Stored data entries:
* * *
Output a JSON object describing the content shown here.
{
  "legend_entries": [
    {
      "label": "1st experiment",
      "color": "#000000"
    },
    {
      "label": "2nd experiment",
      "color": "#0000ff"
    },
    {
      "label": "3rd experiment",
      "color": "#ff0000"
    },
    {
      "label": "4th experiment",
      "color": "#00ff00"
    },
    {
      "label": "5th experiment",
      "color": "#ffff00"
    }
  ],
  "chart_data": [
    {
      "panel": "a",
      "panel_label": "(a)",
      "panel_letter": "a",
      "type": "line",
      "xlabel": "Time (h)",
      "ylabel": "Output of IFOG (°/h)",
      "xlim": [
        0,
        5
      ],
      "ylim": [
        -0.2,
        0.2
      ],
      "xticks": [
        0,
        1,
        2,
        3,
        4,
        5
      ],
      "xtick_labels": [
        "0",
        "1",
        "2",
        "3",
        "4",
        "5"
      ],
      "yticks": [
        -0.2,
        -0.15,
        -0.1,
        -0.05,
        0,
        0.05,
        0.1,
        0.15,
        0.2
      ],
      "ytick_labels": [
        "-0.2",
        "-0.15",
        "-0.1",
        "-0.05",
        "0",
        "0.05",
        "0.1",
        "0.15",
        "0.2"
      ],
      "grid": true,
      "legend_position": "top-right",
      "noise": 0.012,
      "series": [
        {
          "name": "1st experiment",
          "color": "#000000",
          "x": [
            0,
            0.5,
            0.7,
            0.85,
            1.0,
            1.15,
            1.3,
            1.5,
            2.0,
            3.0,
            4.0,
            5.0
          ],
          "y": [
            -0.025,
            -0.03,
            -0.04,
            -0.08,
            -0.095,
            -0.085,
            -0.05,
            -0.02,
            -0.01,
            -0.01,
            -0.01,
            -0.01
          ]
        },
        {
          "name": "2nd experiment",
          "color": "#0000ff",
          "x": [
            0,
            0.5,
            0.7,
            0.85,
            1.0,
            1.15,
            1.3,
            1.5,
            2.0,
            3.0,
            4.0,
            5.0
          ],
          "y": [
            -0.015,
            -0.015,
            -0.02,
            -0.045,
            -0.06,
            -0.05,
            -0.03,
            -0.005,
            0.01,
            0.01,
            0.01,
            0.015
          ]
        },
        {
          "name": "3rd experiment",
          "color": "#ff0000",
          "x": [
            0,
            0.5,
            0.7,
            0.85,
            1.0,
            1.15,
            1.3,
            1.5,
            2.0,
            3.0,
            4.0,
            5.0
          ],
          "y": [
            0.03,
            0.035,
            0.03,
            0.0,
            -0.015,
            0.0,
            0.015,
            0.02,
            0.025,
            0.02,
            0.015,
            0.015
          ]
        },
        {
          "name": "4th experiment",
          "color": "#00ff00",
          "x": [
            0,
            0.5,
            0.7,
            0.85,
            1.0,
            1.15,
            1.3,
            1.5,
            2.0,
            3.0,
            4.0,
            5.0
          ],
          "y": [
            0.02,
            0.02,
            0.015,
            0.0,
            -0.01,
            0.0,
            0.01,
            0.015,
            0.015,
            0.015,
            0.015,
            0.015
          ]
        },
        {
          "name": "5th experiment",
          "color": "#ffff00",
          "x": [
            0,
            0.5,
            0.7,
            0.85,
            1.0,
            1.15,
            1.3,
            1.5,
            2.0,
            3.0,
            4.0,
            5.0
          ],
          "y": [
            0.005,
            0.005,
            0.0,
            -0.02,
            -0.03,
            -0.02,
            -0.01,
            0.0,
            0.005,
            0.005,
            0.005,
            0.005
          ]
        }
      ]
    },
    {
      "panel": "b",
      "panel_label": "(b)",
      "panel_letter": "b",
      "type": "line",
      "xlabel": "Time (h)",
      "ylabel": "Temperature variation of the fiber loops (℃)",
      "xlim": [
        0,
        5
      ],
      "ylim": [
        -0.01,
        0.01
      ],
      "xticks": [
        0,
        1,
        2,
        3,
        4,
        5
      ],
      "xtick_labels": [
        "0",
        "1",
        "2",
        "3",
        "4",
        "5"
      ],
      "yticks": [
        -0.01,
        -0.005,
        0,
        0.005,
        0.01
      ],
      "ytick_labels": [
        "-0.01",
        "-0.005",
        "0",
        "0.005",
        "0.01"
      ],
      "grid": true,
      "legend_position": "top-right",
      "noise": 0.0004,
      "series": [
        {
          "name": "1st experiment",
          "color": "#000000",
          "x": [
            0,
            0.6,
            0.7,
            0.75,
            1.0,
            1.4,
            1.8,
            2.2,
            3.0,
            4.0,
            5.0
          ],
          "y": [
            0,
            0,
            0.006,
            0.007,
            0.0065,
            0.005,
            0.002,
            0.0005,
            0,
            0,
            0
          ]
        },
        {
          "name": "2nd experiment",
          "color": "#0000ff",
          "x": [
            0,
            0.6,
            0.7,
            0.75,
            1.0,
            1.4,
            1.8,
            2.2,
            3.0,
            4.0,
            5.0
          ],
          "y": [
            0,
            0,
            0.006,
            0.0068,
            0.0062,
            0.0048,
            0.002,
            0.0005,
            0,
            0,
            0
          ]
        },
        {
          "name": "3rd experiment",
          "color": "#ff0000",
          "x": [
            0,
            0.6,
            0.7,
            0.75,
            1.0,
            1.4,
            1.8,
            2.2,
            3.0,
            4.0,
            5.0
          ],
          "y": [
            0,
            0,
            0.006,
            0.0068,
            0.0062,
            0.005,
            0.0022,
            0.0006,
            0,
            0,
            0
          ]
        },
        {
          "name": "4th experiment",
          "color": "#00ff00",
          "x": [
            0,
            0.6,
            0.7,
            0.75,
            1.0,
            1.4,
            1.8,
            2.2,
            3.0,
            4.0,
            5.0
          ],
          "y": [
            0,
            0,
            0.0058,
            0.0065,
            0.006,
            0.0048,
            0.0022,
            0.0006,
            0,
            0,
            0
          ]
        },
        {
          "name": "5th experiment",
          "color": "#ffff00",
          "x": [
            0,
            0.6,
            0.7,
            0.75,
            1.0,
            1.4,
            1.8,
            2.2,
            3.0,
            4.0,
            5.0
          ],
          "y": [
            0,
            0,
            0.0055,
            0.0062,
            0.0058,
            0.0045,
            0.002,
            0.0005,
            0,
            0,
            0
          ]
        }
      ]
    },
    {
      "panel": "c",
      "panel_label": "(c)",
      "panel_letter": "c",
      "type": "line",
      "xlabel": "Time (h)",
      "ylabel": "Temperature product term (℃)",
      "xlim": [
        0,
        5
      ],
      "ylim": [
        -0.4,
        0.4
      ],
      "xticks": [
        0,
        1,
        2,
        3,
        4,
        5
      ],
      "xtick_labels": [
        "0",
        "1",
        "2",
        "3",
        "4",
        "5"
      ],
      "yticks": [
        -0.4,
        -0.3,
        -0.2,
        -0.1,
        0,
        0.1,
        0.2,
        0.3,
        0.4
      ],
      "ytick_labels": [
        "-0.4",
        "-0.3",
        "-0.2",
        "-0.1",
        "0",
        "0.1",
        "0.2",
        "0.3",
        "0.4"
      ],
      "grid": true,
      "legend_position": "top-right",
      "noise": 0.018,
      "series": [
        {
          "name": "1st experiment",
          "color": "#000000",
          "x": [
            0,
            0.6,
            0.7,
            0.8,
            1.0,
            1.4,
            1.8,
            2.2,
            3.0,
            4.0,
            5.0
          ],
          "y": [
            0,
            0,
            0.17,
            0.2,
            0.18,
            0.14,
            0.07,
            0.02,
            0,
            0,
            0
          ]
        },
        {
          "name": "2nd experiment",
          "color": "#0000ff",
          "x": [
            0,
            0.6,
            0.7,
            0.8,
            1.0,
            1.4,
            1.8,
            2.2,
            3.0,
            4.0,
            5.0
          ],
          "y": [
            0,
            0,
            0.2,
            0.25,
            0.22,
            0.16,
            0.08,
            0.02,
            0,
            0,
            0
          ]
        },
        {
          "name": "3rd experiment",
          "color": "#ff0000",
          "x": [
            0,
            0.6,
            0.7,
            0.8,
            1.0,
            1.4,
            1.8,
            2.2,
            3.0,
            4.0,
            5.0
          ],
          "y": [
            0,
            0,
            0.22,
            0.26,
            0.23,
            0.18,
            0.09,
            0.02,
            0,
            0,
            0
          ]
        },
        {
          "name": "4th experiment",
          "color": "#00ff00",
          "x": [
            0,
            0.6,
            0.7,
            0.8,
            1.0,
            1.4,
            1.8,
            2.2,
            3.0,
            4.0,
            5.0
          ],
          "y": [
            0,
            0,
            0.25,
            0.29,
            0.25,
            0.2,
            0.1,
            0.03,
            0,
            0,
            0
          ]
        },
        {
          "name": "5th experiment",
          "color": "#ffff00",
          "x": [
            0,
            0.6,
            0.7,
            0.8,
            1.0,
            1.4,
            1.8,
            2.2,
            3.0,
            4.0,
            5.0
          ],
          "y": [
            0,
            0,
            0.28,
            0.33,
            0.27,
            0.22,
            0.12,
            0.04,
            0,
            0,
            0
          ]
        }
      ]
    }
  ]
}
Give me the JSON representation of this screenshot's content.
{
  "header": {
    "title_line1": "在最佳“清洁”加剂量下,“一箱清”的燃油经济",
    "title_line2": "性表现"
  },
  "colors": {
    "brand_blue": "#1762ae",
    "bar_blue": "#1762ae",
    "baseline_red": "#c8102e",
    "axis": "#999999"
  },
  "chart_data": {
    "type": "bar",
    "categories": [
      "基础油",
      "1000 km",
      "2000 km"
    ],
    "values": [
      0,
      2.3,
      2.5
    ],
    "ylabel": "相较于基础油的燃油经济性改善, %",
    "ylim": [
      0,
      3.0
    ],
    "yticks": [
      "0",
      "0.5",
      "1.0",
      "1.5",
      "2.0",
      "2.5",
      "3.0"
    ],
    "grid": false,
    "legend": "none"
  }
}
* * *
#### [Challenge]
Each line from the one with "Give me the" through the last line of the records must be written out word for word. Include nothing else.

#### [Answer for this exercise]
Give me the JSON representation of this screenshot's content.
{
  "header": {
    "title_line1": "在最佳“清洁”加剂量下,“一箱清”的燃油经济",
    "title_line2": "性表现"
  },
  "colors": {
    "brand_blue": "#1762ae",
    "bar_blue": "#1762ae",
    "baseline_red": "#c8102e",
    "axis": "#999999"
  },
  "chart_data": {
    "type": "bar",
    "categories": [
      "基础油",
      "1000 km",
      "2000 km"
    ],
    "values": [
      0,
      2.3,
      2.5
    ],
    "ylabel": "相较于基础油的燃油经济性改善, %",
    "ylim": [
      0,
      3.0
    ],
    "yticks": [
      "0",
      "0.5",
      "1.0",
      "1.5",
      "2.0",
      "2.5",
      "3.0"
    ],
    "grid": false,
    "legend": "none"
  }
}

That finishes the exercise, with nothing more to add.